### The problem
Leave every picture out and write out the records below exactly.
* START *
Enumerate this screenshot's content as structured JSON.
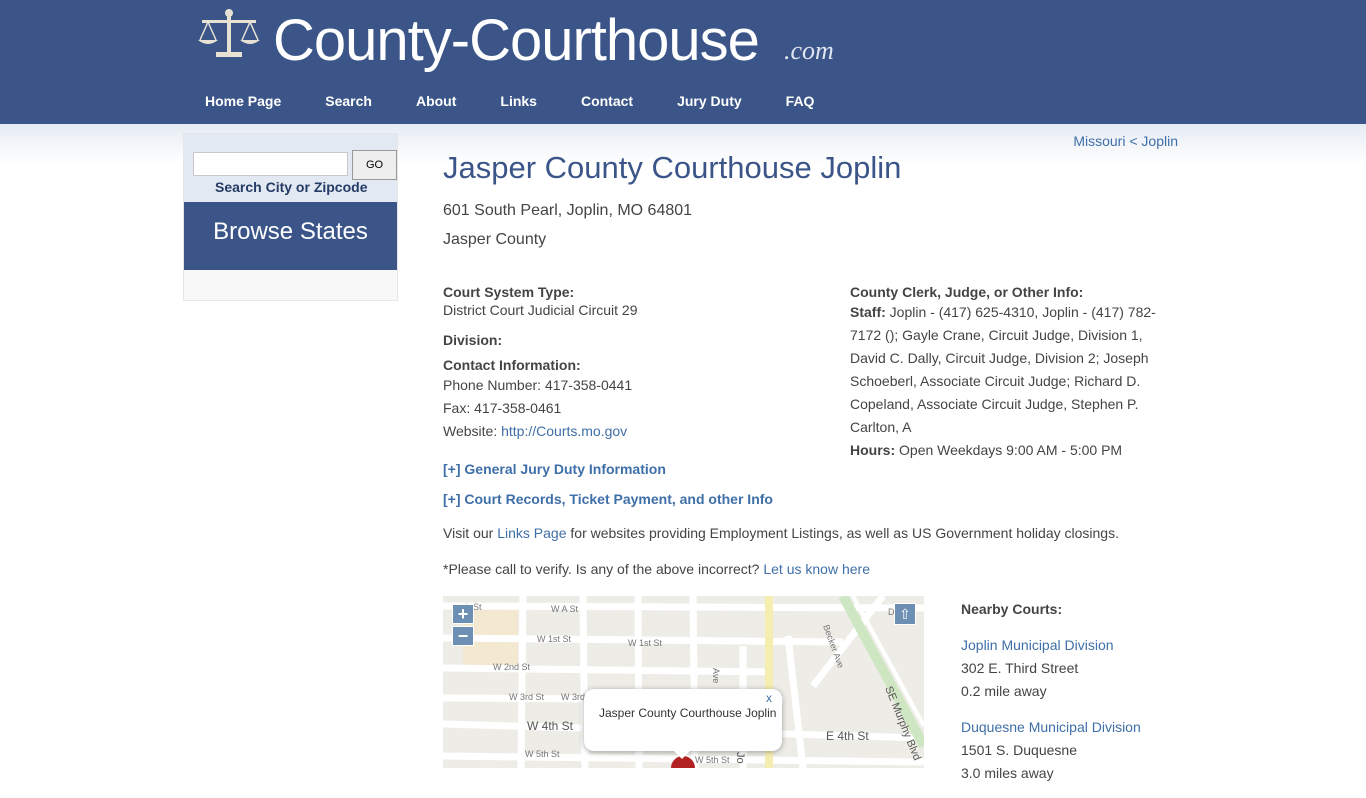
{
  "header": {
    "site_name": "County-Courthouse",
    "site_tld": ".com",
    "nav": [
      "Home Page",
      "Search",
      "About",
      "Links",
      "Contact",
      "Jury Duty",
      "FAQ"
    ]
  },
  "sidebar": {
    "search_button": "GO",
    "search_label": "Search City or Zipcode",
    "browse_states": "Browse States"
  },
  "breadcrumb": {
    "state": "Missouri",
    "separator": " < ",
    "city": "Joplin"
  },
  "courthouse": {
    "title": "Jasper County Courthouse Joplin",
    "address": "601 South Pearl, Joplin, MO 64801",
    "county": "Jasper County"
  },
  "details": {
    "court_system_label": "Court System Type:",
    "court_system_value": "District Court Judicial Circuit 29",
    "division_label": "Division:",
    "contact_label": "Contact Information:",
    "phone": "Phone Number: 417-358-0441",
    "fax": "Fax: 417-358-0461",
    "website_label": "Website: ",
    "website_url": "http://Courts.mo.gov",
    "other_label": "County Clerk, Judge, or Other Info:",
    "staff_label": "Staff:",
    "staff_value": " Joplin - (417) 625-4310, Joplin - (417) 782-7172 (); Gayle Crane, Circuit Judge, Division 1, David C. Dally, Circuit Judge, Division 2; Joseph Schoeberl, Associate Circuit Judge; Richard D. Copeland, Associate Circuit Judge, Stephen P. Carlton, A",
    "hours_label": "Hours:",
    "hours_value": " Open Weekdays 9:00 AM - 5:00 PM"
  },
  "links": {
    "jury": "[+] General Jury Duty Information",
    "records": "[+] Court Records, Ticket Payment, and other Info",
    "visit_prefix": "Visit our ",
    "visit_link": "Links Page",
    "visit_suffix": " for websites providing Employment Listings, as well as US Government holiday closings.",
    "verify_prefix": "*Please call to verify. Is any of the above incorrect? ",
    "verify_link": "Let us know here"
  },
  "map": {
    "zoom_in": "+",
    "zoom_out": "−",
    "popup_text": "Jasper County Courthouse Joplin",
    "popup_close": "x",
    "streets": [
      "W A St",
      "W 1st St",
      "W 1st St",
      "W 2nd St",
      "W 3rd St",
      "W 3rd",
      "W 4th St",
      "E 4th St",
      "W 5th St",
      "W 5th St",
      "Becker Ave",
      "SE Murphy Blvd",
      "Ave",
      "Jo",
      "th St",
      "Da"
    ]
  },
  "nearby": {
    "title": "Nearby Courts:",
    "items": [
      {
        "name": "Joplin Municipal Division",
        "address": "302 E. Third Street",
        "distance": "0.2 mile away"
      },
      {
        "name": "Duquesne Municipal Division",
        "address": "1501 S. Duquesne",
        "distance": "3.0 miles away"
      }
    ]
  },
  "colors": {
    "header_bg": "#3b5589",
    "link": "#3f6fa8",
    "title": "#3b5589"
  }
}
* END *
### Result of this task
Enumerate this screenshot's content as structured JSON.
{
  "header": {
    "site_name": "County-Courthouse",
    "site_tld": ".com",
    "nav": [
      "Home Page",
      "Search",
      "About",
      "Links",
      "Contact",
      "Jury Duty",
      "FAQ"
    ]
  },
  "sidebar": {
    "search_button": "GO",
    "search_label": "Search City or Zipcode",
    "browse_states": "Browse States"
  },
  "breadcrumb": {
    "state": "Missouri",
    "separator": " < ",
    "city": "Joplin"
  },
  "courthouse": {
    "title": "Jasper County Courthouse Joplin",
    "address": "601 South Pearl, Joplin, MO 64801",
    "county": "Jasper County"
  },
  "details": {
    "court_system_label": "Court System Type:",
    "court_system_value": "District Court Judicial Circuit 29",
    "division_label": "Division:",
    "contact_label": "Contact Information:",
    "phone": "Phone Number: 417-358-0441",
    "fax": "Fax: 417-358-0461",
    "website_label": "Website: ",
    "website_url": "http://Courts.mo.gov",
    "other_label": "County Clerk, Judge, or Other Info:",
    "staff_label": "Staff:",
    "staff_value": " Joplin - (417) 625-4310, Joplin - (417) 782-7172 (); Gayle Crane, Circuit Judge, Division 1, David C. Dally, Circuit Judge, Division 2; Joseph Schoeberl, Associate Circuit Judge; Richard D. Copeland, Associate Circuit Judge, Stephen P. Carlton, A",
    "hours_label": "Hours:",
    "hours_value": " Open Weekdays 9:00 AM - 5:00 PM"
  },
  "links": {
    "jury": "[+] General Jury Duty Information",
    "records": "[+] Court Records, Ticket Payment, and other Info",
    "visit_prefix": "Visit our ",
    "visit_link": "Links Page",
    "visit_suffix": " for websites providing Employment Listings, as well as US Government holiday closings.",
    "verify_prefix": "*Please call to verify. Is any of the above incorrect? ",
    "verify_link": "Let us know here"
  },
  "map": {
    "zoom_in": "+",
    "zoom_out": "−",
    "popup_text": "Jasper County Courthouse Joplin",
    "popup_close": "x",
    "streets": [
      "W A St",
      "W 1st St",
      "W 1st St",
      "W 2nd St",
      "W 3rd St",
      "W 3rd",
      "W 4th St",
      "E 4th St",
      "W 5th St",
      "W 5th St",
      "Becker Ave",
      "SE Murphy Blvd",
      "Ave",
      "Jo",
      "th St",
      "Da"
    ]
  },
  "nearby": {
    "title": "Nearby Courts:",
    "items": [
      {
        "name": "Joplin Municipal Division",
        "address": "302 E. Third Street",
        "distance": "0.2 mile away"
      },
      {
        "name": "Duquesne Municipal Division",
        "address": "1501 S. Duquesne",
        "distance": "3.0 miles away"
      }
    ]
  },
  "colors": {
    "header_bg": "#3b5589",
    "link": "#3f6fa8",
    "title": "#3b5589"
  }
}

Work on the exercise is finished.